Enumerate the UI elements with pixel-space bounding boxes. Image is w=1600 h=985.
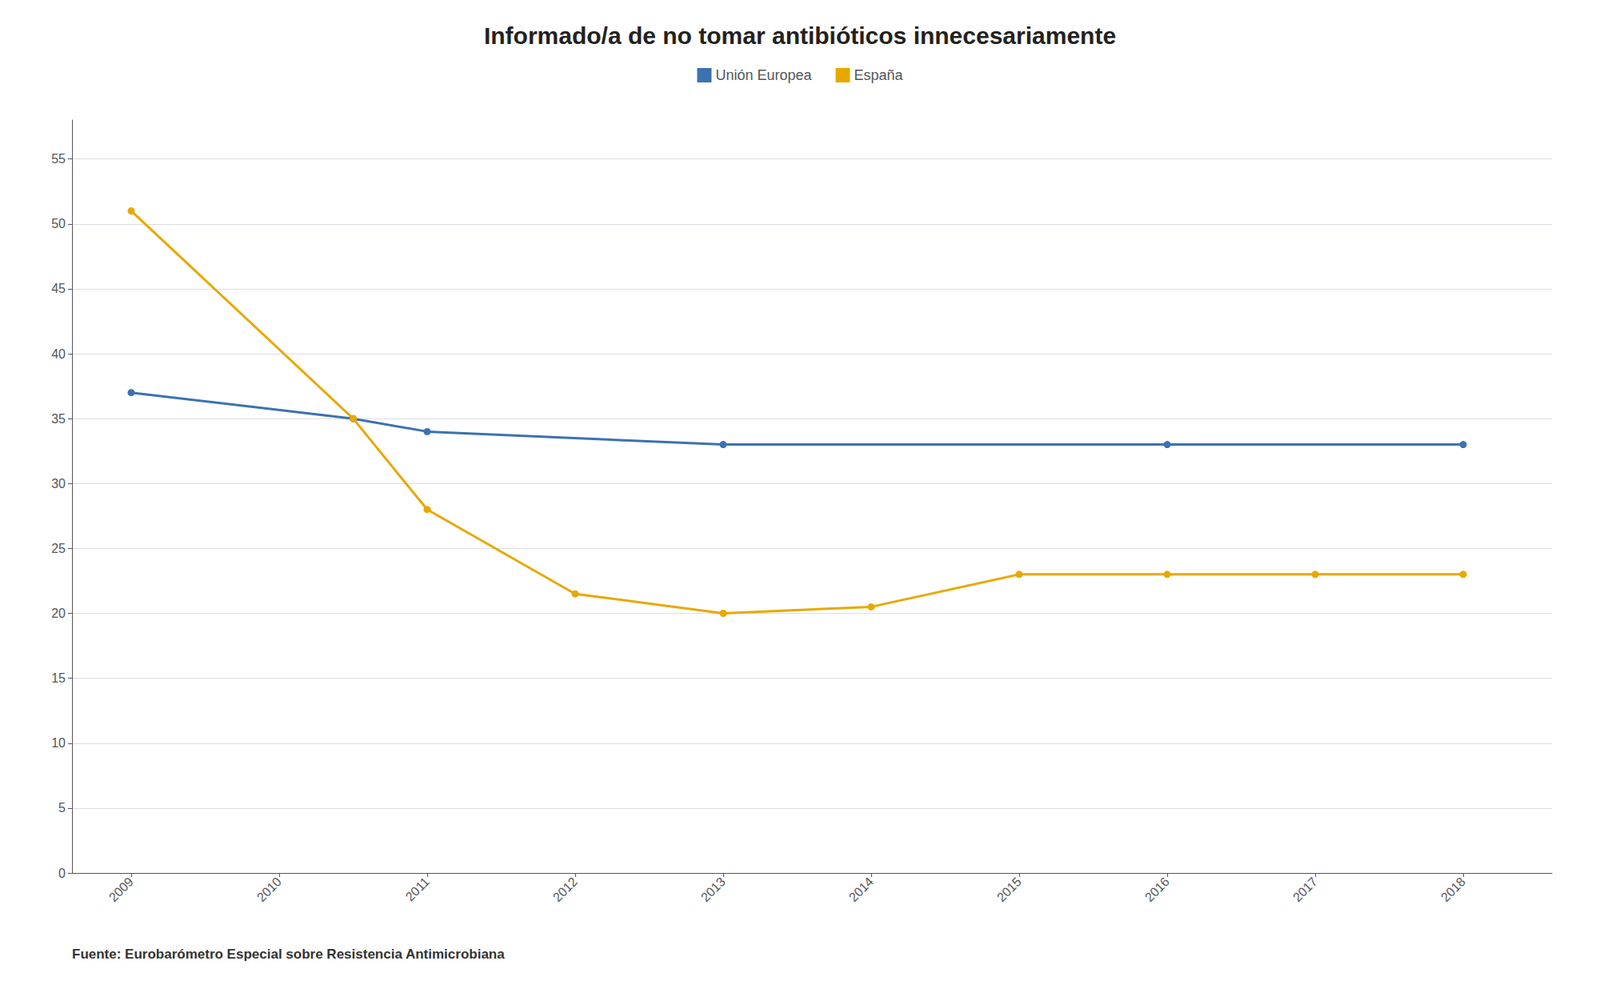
- svg-text:2014: 2014: [846, 874, 876, 904]
- svg-text:2016: 2016: [1142, 874, 1172, 904]
- svg-text:15: 15: [51, 671, 66, 685]
- svg-text:2012: 2012: [550, 874, 580, 904]
- svg-text:España: España: [854, 67, 904, 84]
- svg-text:40: 40: [51, 347, 66, 361]
- svg-text:35: 35: [51, 412, 66, 426]
- svg-text:2018: 2018: [1438, 874, 1468, 904]
- svg-text:Unión Europea: Unión Europea: [715, 67, 812, 84]
- svg-text:2017: 2017: [1290, 874, 1320, 904]
- svg-text:20: 20: [51, 606, 66, 620]
- svg-text:55: 55: [51, 152, 66, 166]
- svg-text:0: 0: [58, 866, 66, 880]
- svg-text:5: 5: [58, 800, 66, 815]
- svg-text:2013: 2013: [698, 874, 728, 904]
- svg-text:2011: 2011: [403, 874, 432, 904]
- svg-text:10: 10: [51, 736, 66, 750]
- svg-text:25: 25: [51, 541, 66, 556]
- svg-text:Informado/a de no tomar antibi: Informado/a de no tomar antibióticos inn…: [484, 22, 1116, 49]
- svg-text:2009: 2009: [106, 874, 136, 904]
- svg-text:45: 45: [51, 281, 66, 296]
- svg-text:2010: 2010: [254, 874, 284, 904]
- svg-text:30: 30: [51, 476, 66, 491]
- svg-text:Fuente: Eurobarómetro Especial: Fuente: Eurobarómetro Especial sobre Res…: [72, 946, 505, 962]
- svg-text:50: 50: [51, 216, 66, 231]
- svg-text:2015: 2015: [994, 874, 1024, 904]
────────────────────────────────────────
# What the exercise asks:
Print again, unchanged, the lines of the material, starting with the line that contains "- svg-text:2014: 2014: [846, 874, 876, 904]" and continuing through the last line of the material.

# Task solution:
- svg-text:2014: 2014: [846, 874, 876, 904]
- svg-text:2016: 2016: [1142, 874, 1172, 904]
- svg-text:15: 15: [51, 671, 66, 685]
- svg-text:2012: 2012: [550, 874, 580, 904]
- svg-text:España: España: [854, 67, 904, 84]
- svg-text:40: 40: [51, 347, 66, 361]
- svg-text:35: 35: [51, 412, 66, 426]
- svg-text:2018: 2018: [1438, 874, 1468, 904]
- svg-text:Unión Europea: Unión Europea: [715, 67, 812, 84]
- svg-text:2017: 2017: [1290, 874, 1320, 904]
- svg-text:20: 20: [51, 606, 66, 620]
- svg-text:55: 55: [51, 152, 66, 166]
- svg-text:0: 0: [58, 866, 66, 880]
- svg-text:5: 5: [58, 800, 66, 815]
- svg-text:2013: 2013: [698, 874, 728, 904]
- svg-text:2011: 2011: [403, 874, 432, 904]
- svg-text:10: 10: [51, 736, 66, 750]
- svg-text:25: 25: [51, 541, 66, 556]
- svg-text:Informado/a de no tomar antibi: Informado/a de no tomar antibióticos inn…: [484, 22, 1116, 49]
- svg-text:2009: 2009: [106, 874, 136, 904]
- svg-text:45: 45: [51, 281, 66, 296]
- svg-text:2010: 2010: [254, 874, 284, 904]
- svg-text:30: 30: [51, 476, 66, 491]
- svg-text:Fuente: Eurobarómetro Especial: Fuente: Eurobarómetro Especial sobre Res…: [72, 946, 505, 962]
- svg-text:50: 50: [51, 216, 66, 231]
- svg-text:2015: 2015: [994, 874, 1024, 904]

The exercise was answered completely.